>> begin Data for this exercise
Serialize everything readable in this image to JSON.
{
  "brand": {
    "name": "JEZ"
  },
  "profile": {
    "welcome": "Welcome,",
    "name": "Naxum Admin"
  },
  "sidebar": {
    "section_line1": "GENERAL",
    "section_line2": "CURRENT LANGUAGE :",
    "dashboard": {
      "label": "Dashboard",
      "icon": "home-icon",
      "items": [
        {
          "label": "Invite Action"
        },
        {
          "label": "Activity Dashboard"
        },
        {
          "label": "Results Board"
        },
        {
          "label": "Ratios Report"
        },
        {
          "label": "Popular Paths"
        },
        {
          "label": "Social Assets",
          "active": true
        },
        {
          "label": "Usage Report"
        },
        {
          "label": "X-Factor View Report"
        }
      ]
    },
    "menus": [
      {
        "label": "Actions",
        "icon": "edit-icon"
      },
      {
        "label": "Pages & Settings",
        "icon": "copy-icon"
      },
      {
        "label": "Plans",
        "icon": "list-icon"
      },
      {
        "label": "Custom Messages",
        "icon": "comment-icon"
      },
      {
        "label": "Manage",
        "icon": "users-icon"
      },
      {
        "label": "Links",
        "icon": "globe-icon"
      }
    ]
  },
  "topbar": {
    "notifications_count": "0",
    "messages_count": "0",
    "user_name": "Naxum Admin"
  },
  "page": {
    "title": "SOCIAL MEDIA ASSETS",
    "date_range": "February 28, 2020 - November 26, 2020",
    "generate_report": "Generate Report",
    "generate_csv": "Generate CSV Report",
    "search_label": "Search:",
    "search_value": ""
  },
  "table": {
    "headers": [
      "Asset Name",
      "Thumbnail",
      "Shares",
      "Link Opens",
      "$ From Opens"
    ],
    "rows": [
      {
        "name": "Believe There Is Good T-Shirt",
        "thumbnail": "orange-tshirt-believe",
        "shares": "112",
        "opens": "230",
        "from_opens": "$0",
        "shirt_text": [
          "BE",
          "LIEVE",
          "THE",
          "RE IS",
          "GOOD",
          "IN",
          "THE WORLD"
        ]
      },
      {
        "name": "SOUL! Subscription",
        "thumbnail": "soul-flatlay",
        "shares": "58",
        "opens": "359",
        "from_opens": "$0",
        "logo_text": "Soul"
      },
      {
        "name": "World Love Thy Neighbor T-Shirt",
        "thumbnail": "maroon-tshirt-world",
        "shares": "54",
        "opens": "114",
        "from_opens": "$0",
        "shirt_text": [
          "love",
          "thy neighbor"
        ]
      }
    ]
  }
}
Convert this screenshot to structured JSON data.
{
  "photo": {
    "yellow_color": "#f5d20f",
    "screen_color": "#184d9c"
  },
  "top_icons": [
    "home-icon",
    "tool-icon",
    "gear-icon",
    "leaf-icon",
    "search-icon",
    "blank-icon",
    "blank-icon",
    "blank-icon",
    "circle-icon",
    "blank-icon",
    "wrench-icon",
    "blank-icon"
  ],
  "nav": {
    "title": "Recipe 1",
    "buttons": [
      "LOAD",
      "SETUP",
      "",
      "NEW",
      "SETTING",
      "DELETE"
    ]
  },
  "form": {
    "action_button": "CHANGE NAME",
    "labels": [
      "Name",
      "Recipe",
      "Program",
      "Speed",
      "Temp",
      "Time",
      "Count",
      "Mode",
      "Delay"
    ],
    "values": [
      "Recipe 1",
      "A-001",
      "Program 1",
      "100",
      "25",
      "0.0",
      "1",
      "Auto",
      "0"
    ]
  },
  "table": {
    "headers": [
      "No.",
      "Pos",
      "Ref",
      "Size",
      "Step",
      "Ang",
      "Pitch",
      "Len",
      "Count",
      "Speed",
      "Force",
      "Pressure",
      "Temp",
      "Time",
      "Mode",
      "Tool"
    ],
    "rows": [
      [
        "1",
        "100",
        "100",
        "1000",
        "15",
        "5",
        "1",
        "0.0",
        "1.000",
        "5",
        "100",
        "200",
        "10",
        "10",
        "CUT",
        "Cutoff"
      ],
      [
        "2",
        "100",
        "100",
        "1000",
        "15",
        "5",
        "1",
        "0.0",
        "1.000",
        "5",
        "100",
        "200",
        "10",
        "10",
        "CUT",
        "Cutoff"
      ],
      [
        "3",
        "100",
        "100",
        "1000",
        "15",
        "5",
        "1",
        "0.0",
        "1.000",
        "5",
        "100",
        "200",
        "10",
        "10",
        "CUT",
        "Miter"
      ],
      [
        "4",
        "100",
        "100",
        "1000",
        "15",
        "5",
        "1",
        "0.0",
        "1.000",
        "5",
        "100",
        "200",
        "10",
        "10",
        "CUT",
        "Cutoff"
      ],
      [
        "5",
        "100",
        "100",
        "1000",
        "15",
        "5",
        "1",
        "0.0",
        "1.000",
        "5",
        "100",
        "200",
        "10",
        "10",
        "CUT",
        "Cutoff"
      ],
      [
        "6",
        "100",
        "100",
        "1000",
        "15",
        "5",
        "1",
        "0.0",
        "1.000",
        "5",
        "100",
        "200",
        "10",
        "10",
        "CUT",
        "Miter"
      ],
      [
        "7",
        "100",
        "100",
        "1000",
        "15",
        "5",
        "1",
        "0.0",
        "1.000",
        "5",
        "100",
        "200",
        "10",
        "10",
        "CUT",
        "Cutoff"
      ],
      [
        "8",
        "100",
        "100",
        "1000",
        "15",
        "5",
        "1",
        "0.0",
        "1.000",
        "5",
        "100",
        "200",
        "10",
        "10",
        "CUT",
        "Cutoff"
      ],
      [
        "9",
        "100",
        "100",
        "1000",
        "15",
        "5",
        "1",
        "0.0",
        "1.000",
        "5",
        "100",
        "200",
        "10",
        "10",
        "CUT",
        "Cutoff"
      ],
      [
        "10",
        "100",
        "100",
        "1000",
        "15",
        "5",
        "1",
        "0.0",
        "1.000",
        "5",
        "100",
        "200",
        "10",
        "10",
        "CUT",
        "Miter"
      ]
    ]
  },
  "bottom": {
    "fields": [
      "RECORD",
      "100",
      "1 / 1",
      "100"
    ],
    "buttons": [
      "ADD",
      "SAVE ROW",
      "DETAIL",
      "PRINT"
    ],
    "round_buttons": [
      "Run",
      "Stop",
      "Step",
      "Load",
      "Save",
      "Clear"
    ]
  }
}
>> end Data for this exercise
Exercise aim - Each record above should be repeated exactly as it appears.

Task solution -
Serialize everything readable in this image to JSON.
{
  "brand": {
    "name": "JEZ"
  },
  "profile": {
    "welcome": "Welcome,",
    "name": "Naxum Admin"
  },
  "sidebar": {
    "section_line1": "GENERAL",
    "section_line2": "CURRENT LANGUAGE :",
    "dashboard": {
      "label": "Dashboard",
      "icon": "home-icon",
      "items": [
        {
          "label": "Invite Action"
        },
        {
          "label": "Activity Dashboard"
        },
        {
          "label": "Results Board"
        },
        {
          "label": "Ratios Report"
        },
        {
          "label": "Popular Paths"
        },
        {
          "label": "Social Assets",
          "active": true
        },
        {
          "label": "Usage Report"
        },
        {
          "label": "X-Factor View Report"
        }
      ]
    },
    "menus": [
      {
        "label": "Actions",
        "icon": "edit-icon"
      },
      {
        "label": "Pages & Settings",
        "icon": "copy-icon"
      },
      {
        "label": "Plans",
        "icon": "list-icon"
      },
      {
        "label": "Custom Messages",
        "icon": "comment-icon"
      },
      {
        "label": "Manage",
        "icon": "users-icon"
      },
      {
        "label": "Links",
        "icon": "globe-icon"
      }
    ]
  },
  "topbar": {
    "notifications_count": "0",
    "messages_count": "0",
    "user_name": "Naxum Admin"
  },
  "page": {
    "title": "SOCIAL MEDIA ASSETS",
    "date_range": "February 28, 2020 - November 26, 2020",
    "generate_report": "Generate Report",
    "generate_csv": "Generate CSV Report",
    "search_label": "Search:",
    "search_value": ""
  },
  "table": {
    "headers": [
      "Asset Name",
      "Thumbnail",
      "Shares",
      "Link Opens",
      "$ From Opens"
    ],
    "rows": [
      {
        "name": "Believe There Is Good T-Shirt",
        "thumbnail": "orange-tshirt-believe",
        "shares": "112",
        "opens": "230",
        "from_opens": "$0",
        "shirt_text": [
          "BE",
          "LIEVE",
          "THE",
          "RE IS",
          "GOOD",
          "IN",
          "THE WORLD"
        ]
      },
      {
        "name": "SOUL! Subscription",
        "thumbnail": "soul-flatlay",
        "shares": "58",
        "opens": "359",
        "from_opens": "$0",
        "logo_text": "Soul"
      },
      {
        "name": "World Love Thy Neighbor T-Shirt",
        "thumbnail": "maroon-tshirt-world",
        "shares": "54",
        "opens": "114",
        "from_opens": "$0",
        "shirt_text": [
          "love",
          "thy neighbor"
        ]
      }
    ]
  }
}
Convert this screenshot to structured JSON data.
{
  "photo": {
    "yellow_color": "#f5d20f",
    "screen_color": "#184d9c"
  },
  "top_icons": [
    "home-icon",
    "tool-icon",
    "gear-icon",
    "leaf-icon",
    "search-icon",
    "blank-icon",
    "blank-icon",
    "blank-icon",
    "circle-icon",
    "blank-icon",
    "wrench-icon",
    "blank-icon"
  ],
  "nav": {
    "title": "Recipe 1",
    "buttons": [
      "LOAD",
      "SETUP",
      "",
      "NEW",
      "SETTING",
      "DELETE"
    ]
  },
  "form": {
    "action_button": "CHANGE NAME",
    "labels": [
      "Name",
      "Recipe",
      "Program",
      "Speed",
      "Temp",
      "Time",
      "Count",
      "Mode",
      "Delay"
    ],
    "values": [
      "Recipe 1",
      "A-001",
      "Program 1",
      "100",
      "25",
      "0.0",
      "1",
      "Auto",
      "0"
    ]
  },
  "table": {
    "headers": [
      "No.",
      "Pos",
      "Ref",
      "Size",
      "Step",
      "Ang",
      "Pitch",
      "Len",
      "Count",
      "Speed",
      "Force",
      "Pressure",
      "Temp",
      "Time",
      "Mode",
      "Tool"
    ],
    "rows": [
      [
        "1",
        "100",
        "100",
        "1000",
        "15",
        "5",
        "1",
        "0.0",
        "1.000",
        "5",
        "100",
        "200",
        "10",
        "10",
        "CUT",
        "Cutoff"
      ],
      [
        "2",
        "100",
        "100",
        "1000",
        "15",
        "5",
        "1",
        "0.0",
        "1.000",
        "5",
        "100",
        "200",
        "10",
        "10",
        "CUT",
        "Cutoff"
      ],
      [
        "3",
        "100",
        "100",
        "1000",
        "15",
        "5",
        "1",
        "0.0",
        "1.000",
        "5",
        "100",
        "200",
        "10",
        "10",
        "CUT",
        "Miter"
      ],
      [
        "4",
        "100",
        "100",
        "1000",
        "15",
        "5",
        "1",
        "0.0",
        "1.000",
        "5",
        "100",
        "200",
        "10",
        "10",
        "CUT",
        "Cutoff"
      ],
      [
        "5",
        "100",
        "100",
        "1000",
        "15",
        "5",
        "1",
        "0.0",
        "1.000",
        "5",
        "100",
        "200",
        "10",
        "10",
        "CUT",
        "Cutoff"
      ],
      [
        "6",
        "100",
        "100",
        "1000",
        "15",
        "5",
        "1",
        "0.0",
        "1.000",
        "5",
        "100",
        "200",
        "10",
        "10",
        "CUT",
        "Miter"
      ],
      [
        "7",
        "100",
        "100",
        "1000",
        "15",
        "5",
        "1",
        "0.0",
        "1.000",
        "5",
        "100",
        "200",
        "10",
        "10",
        "CUT",
        "Cutoff"
      ],
      [
        "8",
        "100",
        "100",
        "1000",
        "15",
        "5",
        "1",
        "0.0",
        "1.000",
        "5",
        "100",
        "200",
        "10",
        "10",
        "CUT",
        "Cutoff"
      ],
      [
        "9",
        "100",
        "100",
        "1000",
        "15",
        "5",
        "1",
        "0.0",
        "1.000",
        "5",
        "100",
        "200",
        "10",
        "10",
        "CUT",
        "Cutoff"
      ],
      [
        "10",
        "100",
        "100",
        "1000",
        "15",
        "5",
        "1",
        "0.0",
        "1.000",
        "5",
        "100",
        "200",
        "10",
        "10",
        "CUT",
        "Miter"
      ]
    ]
  },
  "bottom": {
    "fields": [
      "RECORD",
      "100",
      "1 / 1",
      "100"
    ],
    "buttons": [
      "ADD",
      "SAVE ROW",
      "DETAIL",
      "PRINT"
    ],
    "round_buttons": [
      "Run",
      "Stop",
      "Step",
      "Load",
      "Save",
      "Clear"
    ]
  }
}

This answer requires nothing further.